◆ **WHAT THE TASK REQUIRES**
Each record needs to be echoed exactly; can you do that?

━━ EXCERPTED DATA ━━

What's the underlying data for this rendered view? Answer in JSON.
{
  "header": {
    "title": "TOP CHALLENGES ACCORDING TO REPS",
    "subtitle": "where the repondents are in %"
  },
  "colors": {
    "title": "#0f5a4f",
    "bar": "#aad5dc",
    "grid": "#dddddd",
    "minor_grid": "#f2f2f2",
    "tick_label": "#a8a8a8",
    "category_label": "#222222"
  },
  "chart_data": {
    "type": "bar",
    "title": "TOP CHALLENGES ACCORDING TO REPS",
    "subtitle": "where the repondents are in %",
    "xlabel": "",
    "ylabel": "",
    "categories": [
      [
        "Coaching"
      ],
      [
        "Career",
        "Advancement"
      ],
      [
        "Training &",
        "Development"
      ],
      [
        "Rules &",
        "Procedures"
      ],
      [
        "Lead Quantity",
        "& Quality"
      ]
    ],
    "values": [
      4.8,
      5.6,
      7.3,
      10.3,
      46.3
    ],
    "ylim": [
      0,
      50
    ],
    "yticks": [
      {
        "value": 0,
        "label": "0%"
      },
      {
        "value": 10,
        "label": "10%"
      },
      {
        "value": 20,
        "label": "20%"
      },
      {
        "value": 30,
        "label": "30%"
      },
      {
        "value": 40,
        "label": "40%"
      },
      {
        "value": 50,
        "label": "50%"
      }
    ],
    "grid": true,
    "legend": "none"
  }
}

━━━

◆ **EXERCISE OUTPUT**
What's the underlying data for this rendered view? Answer in JSON.
{
  "header": {
    "title": "TOP CHALLENGES ACCORDING TO REPS",
    "subtitle": "where the repondents are in %"
  },
  "colors": {
    "title": "#0f5a4f",
    "bar": "#aad5dc",
    "grid": "#dddddd",
    "minor_grid": "#f2f2f2",
    "tick_label": "#a8a8a8",
    "category_label": "#222222"
  },
  "chart_data": {
    "type": "bar",
    "title": "TOP CHALLENGES ACCORDING TO REPS",
    "subtitle": "where the repondents are in %",
    "xlabel": "",
    "ylabel": "",
    "categories": [
      [
        "Coaching"
      ],
      [
        "Career",
        "Advancement"
      ],
      [
        "Training &",
        "Development"
      ],
      [
        "Rules &",
        "Procedures"
      ],
      [
        "Lead Quantity",
        "& Quality"
      ]
    ],
    "values": [
      4.8,
      5.6,
      7.3,
      10.3,
      46.3
    ],
    "ylim": [
      0,
      50
    ],
    "yticks": [
      {
        "value": 0,
        "label": "0%"
      },
      {
        "value": 10,
        "label": "10%"
      },
      {
        "value": 20,
        "label": "20%"
      },
      {
        "value": 30,
        "label": "30%"
      },
      {
        "value": 40,
        "label": "40%"
      },
      {
        "value": 50,
        "label": "50%"
      }
    ],
    "grid": true,
    "legend": "none"
  }
}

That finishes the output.